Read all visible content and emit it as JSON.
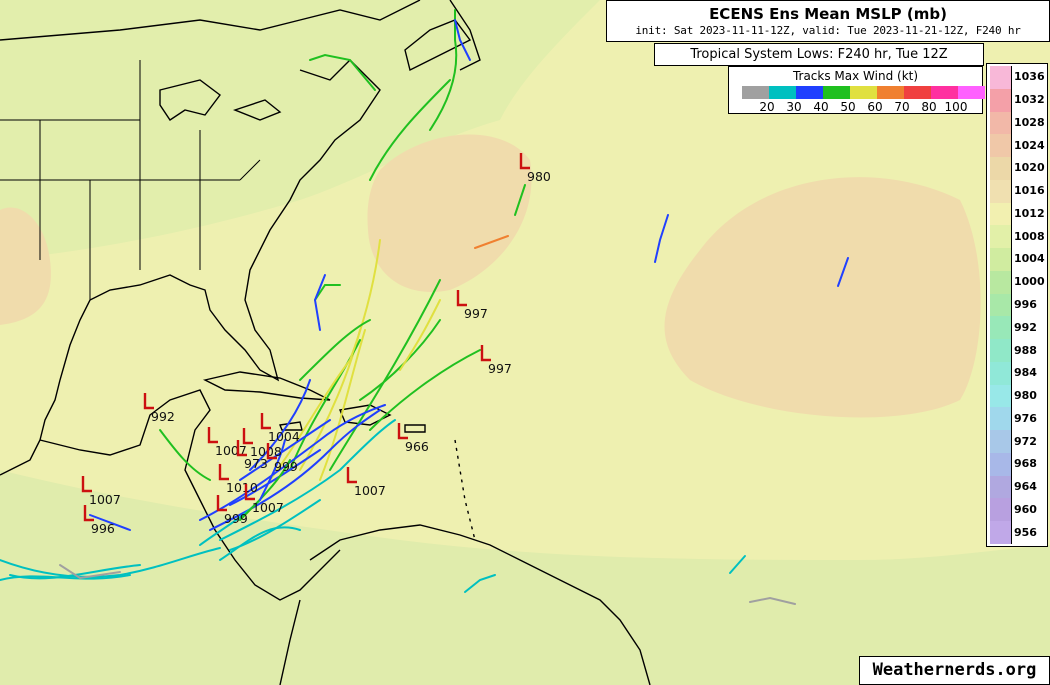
{
  "header": {
    "title": "ECENS Ens Mean MSLP (mb)",
    "subtitle": "init: Sat 2023-11-11-12Z, valid: Tue 2023-11-21-12Z, F240 hr"
  },
  "lows_label": "Tropical System Lows: F240 hr, Tue 12Z",
  "track_legend": {
    "title": "Tracks Max Wind (kt)",
    "colors": [
      "#a0a0a0",
      "#00c0c0",
      "#2040ff",
      "#20c020",
      "#e0e040",
      "#f08030",
      "#f04040",
      "#ff30a0",
      "#ff60ff"
    ],
    "labels": [
      "20",
      "30",
      "40",
      "50",
      "60",
      "70",
      "80",
      "100"
    ]
  },
  "colorbar": {
    "levels": [
      "1036",
      "1032",
      "1028",
      "1024",
      "1020",
      "1016",
      "1012",
      "1008",
      "1004",
      "1000",
      "996",
      "992",
      "988",
      "984",
      "980",
      "976",
      "972",
      "968",
      "964",
      "960",
      "956"
    ],
    "colors": [
      "#f8b8d8",
      "#f4a0a8",
      "#f2b8a8",
      "#f0c8a8",
      "#ecd8a8",
      "#f0e0b0",
      "#f2f0b0",
      "#e2f0a8",
      "#d0eca0",
      "#b8e8a0",
      "#a8e8a8",
      "#98e8b8",
      "#90e8c8",
      "#90e8d8",
      "#98e8e8",
      "#a0d8ec",
      "#a8c8e8",
      "#a8b8e8",
      "#b0a8e0",
      "#b8a0e0",
      "#c0a8e8"
    ]
  },
  "credit": "Weathernerds.org",
  "lows": [
    {
      "label": "980"
    },
    {
      "label": "997"
    },
    {
      "label": "997"
    },
    {
      "label": "966"
    },
    {
      "label": "992"
    },
    {
      "label": "1007"
    },
    {
      "label": "1007"
    },
    {
      "label": "996"
    },
    {
      "label": "1007"
    },
    {
      "label": "973"
    },
    {
      "label": "1004"
    },
    {
      "label": "1010"
    },
    {
      "label": "1008"
    },
    {
      "label": "999"
    },
    {
      "label": "1007"
    },
    {
      "label": "999"
    }
  ]
}
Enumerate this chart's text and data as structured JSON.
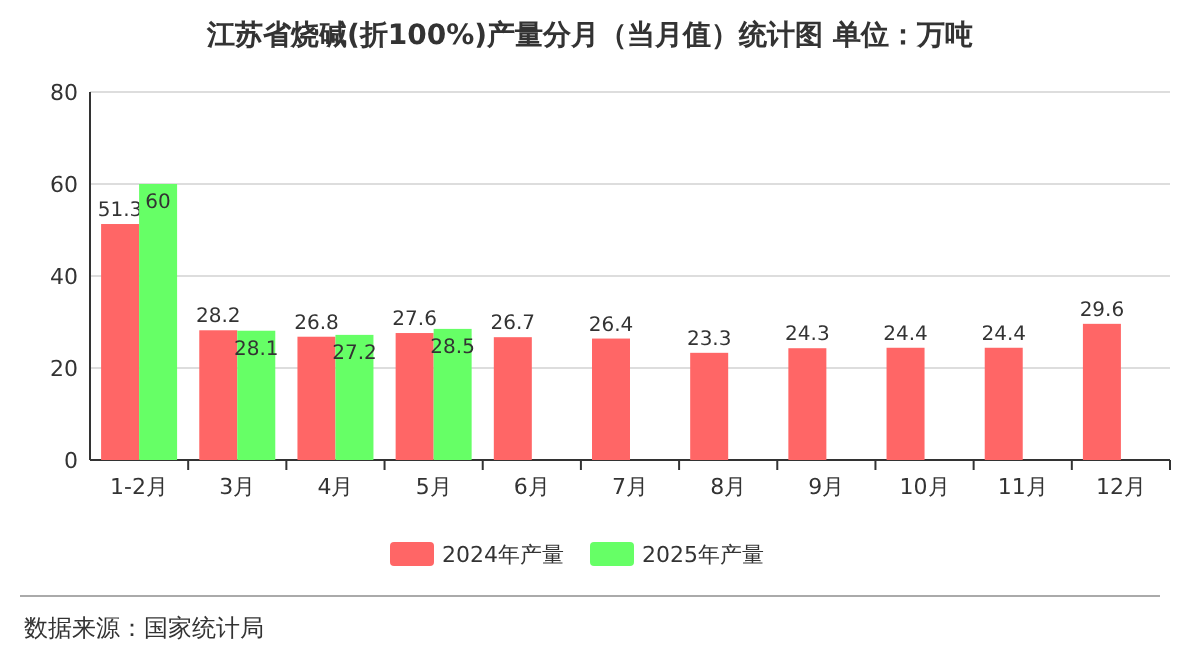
{
  "chart_data": {
    "type": "bar",
    "title": "江苏省烧碱(折100%)产量分月（当月值）统计图  单位：万吨",
    "categories": [
      "1-2月",
      "3月",
      "4月",
      "5月",
      "6月",
      "7月",
      "8月",
      "9月",
      "10月",
      "11月",
      "12月"
    ],
    "series": [
      {
        "name": "2024年产量",
        "color": "#ff6666",
        "values": [
          51.3,
          28.2,
          26.8,
          27.6,
          26.7,
          26.4,
          23.3,
          24.3,
          24.4,
          24.4,
          29.6
        ]
      },
      {
        "name": "2025年产量",
        "color": "#66ff66",
        "values": [
          60,
          28.1,
          27.2,
          28.5,
          null,
          null,
          null,
          null,
          null,
          null,
          null
        ]
      }
    ],
    "ylim": [
      0,
      80
    ],
    "yticks": [
      0,
      20,
      40,
      60,
      80
    ],
    "grid": "y",
    "legend": "bottom",
    "data_labels": true,
    "annotations": [
      "数据来源：国家统计局"
    ]
  }
}
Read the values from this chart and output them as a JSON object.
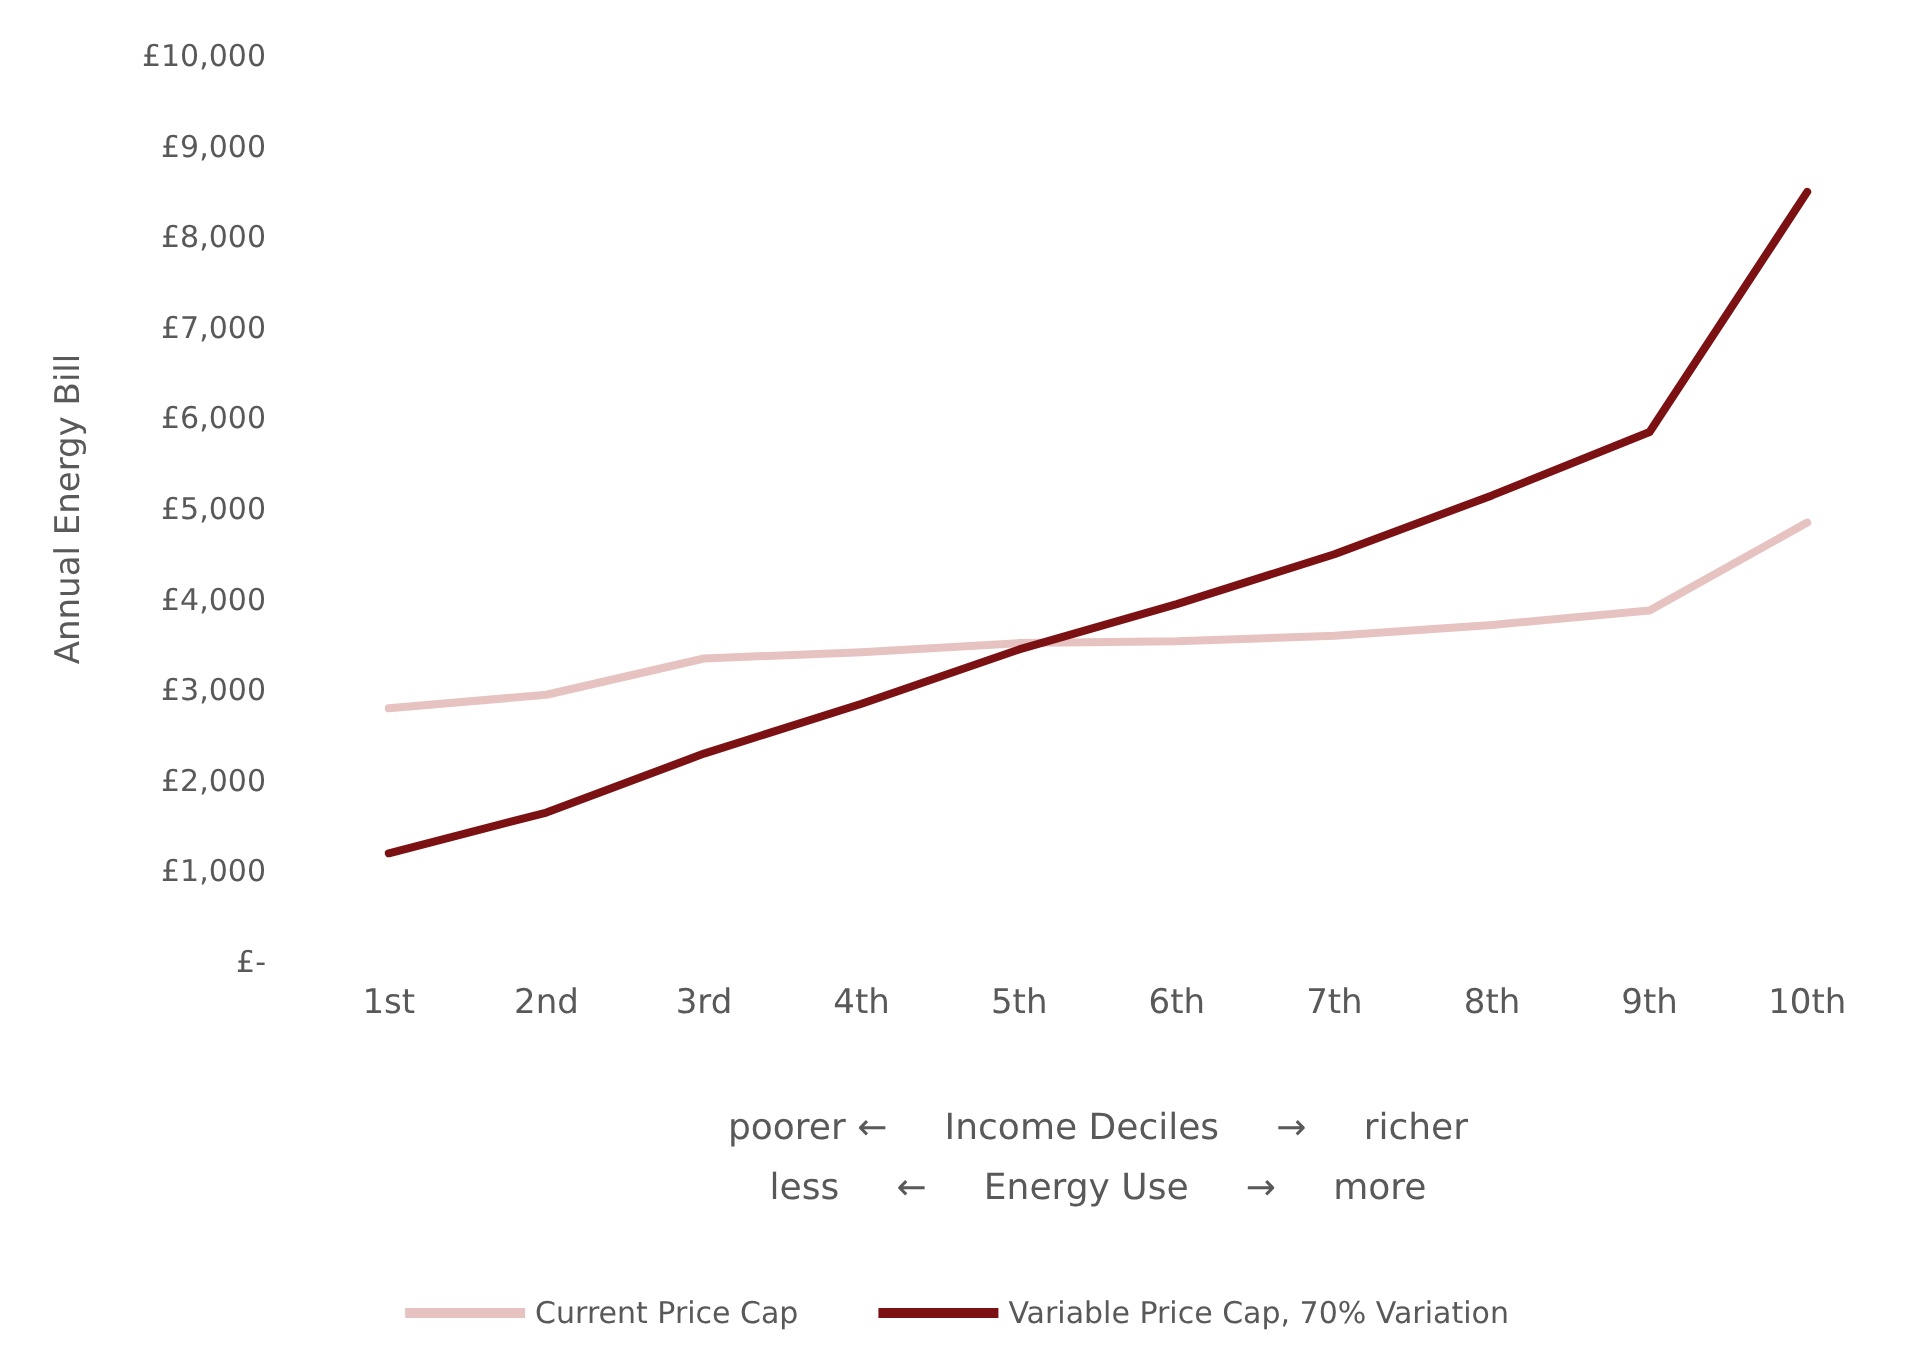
{
  "chart_data": {
    "type": "line",
    "ylabel": "Annual Energy Bill",
    "xlabel": "poorer ←     Income Deciles     →     richer\nless     ←     Energy Use     →     more",
    "categories": [
      "1st",
      "2nd",
      "3rd",
      "4th",
      "5th",
      "6th",
      "7th",
      "8th",
      "9th",
      "10th"
    ],
    "series": [
      {
        "name": "Current Price Cap",
        "color": "#e6c3c0",
        "values": [
          2800,
          2950,
          3350,
          3420,
          3520,
          3540,
          3600,
          3720,
          3880,
          4850
        ]
      },
      {
        "name": "Variable Price Cap, 70% Variation",
        "color": "#7b1113",
        "values": [
          1200,
          1650,
          2300,
          2850,
          3450,
          3950,
          4500,
          5150,
          5850,
          8500
        ]
      }
    ],
    "ylim": [
      0,
      10000
    ],
    "yticks": [
      {
        "value": 0,
        "label": "£-"
      },
      {
        "value": 1000,
        "label": "£1,000"
      },
      {
        "value": 2000,
        "label": "£2,000"
      },
      {
        "value": 3000,
        "label": "£3,000"
      },
      {
        "value": 4000,
        "label": "£4,000"
      },
      {
        "value": 5000,
        "label": "£5,000"
      },
      {
        "value": 6000,
        "label": "£6,000"
      },
      {
        "value": 7000,
        "label": "£7,000"
      },
      {
        "value": 8000,
        "label": "£8,000"
      },
      {
        "value": 9000,
        "label": "£9,000"
      },
      {
        "value": 10000,
        "label": "£10,000"
      }
    ],
    "grid": false,
    "legend": "bottom",
    "marker": "none",
    "line_style": "solid"
  }
}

::::::

* _PROMPT_:
Extract the full listing above verbatim; pictures are to be left out of the copy.

* _OUTPUT_:
Read all visible content and emit it as JSON.
{
  "header": {
    "title": "ECENS Ens Mean MSLP (mb)",
    "subtitle": "init: Sat 2023-11-11-12Z, valid: Tue 2023-11-21-12Z, F240 hr"
  },
  "lows_label": "Tropical System Lows: F240 hr, Tue 12Z",
  "track_legend": {
    "title": "Tracks Max Wind (kt)",
    "colors": [
      "#a0a0a0",
      "#00c0c0",
      "#2040ff",
      "#20c020",
      "#e0e040",
      "#f08030",
      "#f04040",
      "#ff30a0",
      "#ff60ff"
    ],
    "labels": [
      "20",
      "30",
      "40",
      "50",
      "60",
      "70",
      "80",
      "100"
    ]
  },
  "colorbar": {
    "levels": [
      "1036",
      "1032",
      "1028",
      "1024",
      "1020",
      "1016",
      "1012",
      "1008",
      "1004",
      "1000",
      "996",
      "992",
      "988",
      "984",
      "980",
      "976",
      "972",
      "968",
      "964",
      "960",
      "956"
    ],
    "colors": [
      "#f8b8d8",
      "#f4a0a8",
      "#f2b8a8",
      "#f0c8a8",
      "#ecd8a8",
      "#f0e0b0",
      "#f2f0b0",
      "#e2f0a8",
      "#d0eca0",
      "#b8e8a0",
      "#a8e8a8",
      "#98e8b8",
      "#90e8c8",
      "#90e8d8",
      "#98e8e8",
      "#a0d8ec",
      "#a8c8e8",
      "#a8b8e8",
      "#b0a8e0",
      "#b8a0e0",
      "#c0a8e8"
    ]
  },
  "credit": "Weathernerds.org",
  "lows": [
    {
      "label": "980"
    },
    {
      "label": "997"
    },
    {
      "label": "997"
    },
    {
      "label": "966"
    },
    {
      "label": "992"
    },
    {
      "label": "1007"
    },
    {
      "label": "1007"
    },
    {
      "label": "996"
    },
    {
      "label": "1007"
    },
    {
      "label": "973"
    },
    {
      "label": "1004"
    },
    {
      "label": "1010"
    },
    {
      "label": "1008"
    },
    {
      "label": "999"
    },
    {
      "label": "1007"
    },
    {
      "label": "999"
    }
  ]
}
Enumerate this chart's text and data as structured JSON.
{
  "chart_data": {
    "type": "bar",
    "title": "江苏省烧碱(折100%)产量分月（当月值）统计图  单位：万吨",
    "categories": [
      "1-2月",
      "3月",
      "4月",
      "5月",
      "6月",
      "7月",
      "8月",
      "9月",
      "10月",
      "11月",
      "12月"
    ],
    "series": [
      {
        "name": "2024年产量",
        "color": "#ff6666",
        "values": [
          51.3,
          28.2,
          26.8,
          27.6,
          26.7,
          26.4,
          23.3,
          24.3,
          24.4,
          24.4,
          29.6
        ]
      },
      {
        "name": "2025年产量",
        "color": "#66ff66",
        "values": [
          60,
          28.1,
          27.2,
          28.5,
          null,
          null,
          null,
          null,
          null,
          null,
          null
        ]
      }
    ],
    "ylim": [
      0,
      80
    ],
    "yticks": [
      0,
      20,
      40,
      60,
      80
    ],
    "grid": "y",
    "legend": "bottom",
    "data_labels": true,
    "annotations": [
      "数据来源：国家统计局"
    ]
  }
}
Read the values from this chart and output them as a JSON object.
{
  "chart_data": {
    "type": "line",
    "ylabel": "Annual Energy Bill",
    "xlabel": "poorer ←     Income Deciles     →     richer\nless     ←     Energy Use     →     more",
    "categories": [
      "1st",
      "2nd",
      "3rd",
      "4th",
      "5th",
      "6th",
      "7th",
      "8th",
      "9th",
      "10th"
    ],
    "series": [
      {
        "name": "Current Price Cap",
        "color": "#e6c3c0",
        "values": [
          2800,
          2950,
          3350,
          3420,
          3520,
          3540,
          3600,
          3720,
          3880,
          4850
        ]
      },
      {
        "name": "Variable Price Cap, 70% Variation",
        "color": "#7b1113",
        "values": [
          1200,
          1650,
          2300,
          2850,
          3450,
          3950,
          4500,
          5150,
          5850,
          8500
        ]
      }
    ],
    "ylim": [
      0,
      10000
    ],
    "yticks": [
      {
        "value": 0,
        "label": "£-"
      },
      {
        "value": 1000,
        "label": "£1,000"
      },
      {
        "value": 2000,
        "label": "£2,000"
      },
      {
        "value": 3000,
        "label": "£3,000"
      },
      {
        "value": 4000,
        "label": "£4,000"
      },
      {
        "value": 5000,
        "label": "£5,000"
      },
      {
        "value": 6000,
        "label": "£6,000"
      },
      {
        "value": 7000,
        "label": "£7,000"
      },
      {
        "value": 8000,
        "label": "£8,000"
      },
      {
        "value": 9000,
        "label": "£9,000"
      },
      {
        "value": 10000,
        "label": "£10,000"
      }
    ],
    "grid": false,
    "legend": "bottom",
    "marker": "none",
    "line_style": "solid"
  }
}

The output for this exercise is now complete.